◆ **Instructions to follow**
Word for word, copy all the data and drop the pictures.

____ Records provided

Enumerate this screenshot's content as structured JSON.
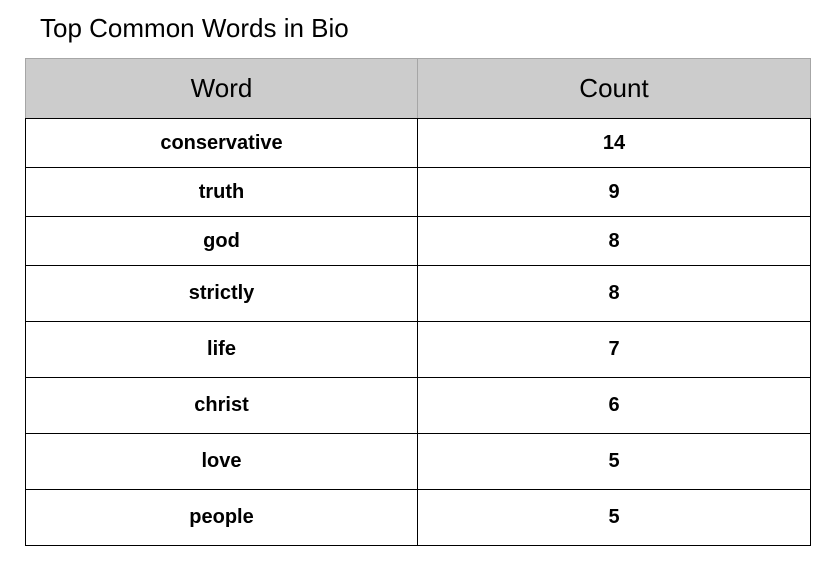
{
  "chart_data": {
    "type": "table",
    "title": "Top Common Words in Bio",
    "columns": [
      "Word",
      "Count"
    ],
    "rows": [
      {
        "word": "conservative",
        "count": "14"
      },
      {
        "word": "truth",
        "count": "9"
      },
      {
        "word": "god",
        "count": "8"
      },
      {
        "word": "strictly",
        "count": "8"
      },
      {
        "word": "life",
        "count": "7"
      },
      {
        "word": "christ",
        "count": "6"
      },
      {
        "word": "love",
        "count": "5"
      },
      {
        "word": "people",
        "count": "5"
      }
    ]
  },
  "colors": {
    "header_background": "#cccccc",
    "border": "#000000",
    "text": "#000000"
  }
}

________

◆ **The reply**
Enumerate this screenshot's content as structured JSON.
{
  "chart_data": {
    "type": "table",
    "title": "Top Common Words in Bio",
    "columns": [
      "Word",
      "Count"
    ],
    "rows": [
      {
        "word": "conservative",
        "count": "14"
      },
      {
        "word": "truth",
        "count": "9"
      },
      {
        "word": "god",
        "count": "8"
      },
      {
        "word": "strictly",
        "count": "8"
      },
      {
        "word": "life",
        "count": "7"
      },
      {
        "word": "christ",
        "count": "6"
      },
      {
        "word": "love",
        "count": "5"
      },
      {
        "word": "people",
        "count": "5"
      }
    ]
  },
  "colors": {
    "header_background": "#cccccc",
    "border": "#000000",
    "text": "#000000"
  }
}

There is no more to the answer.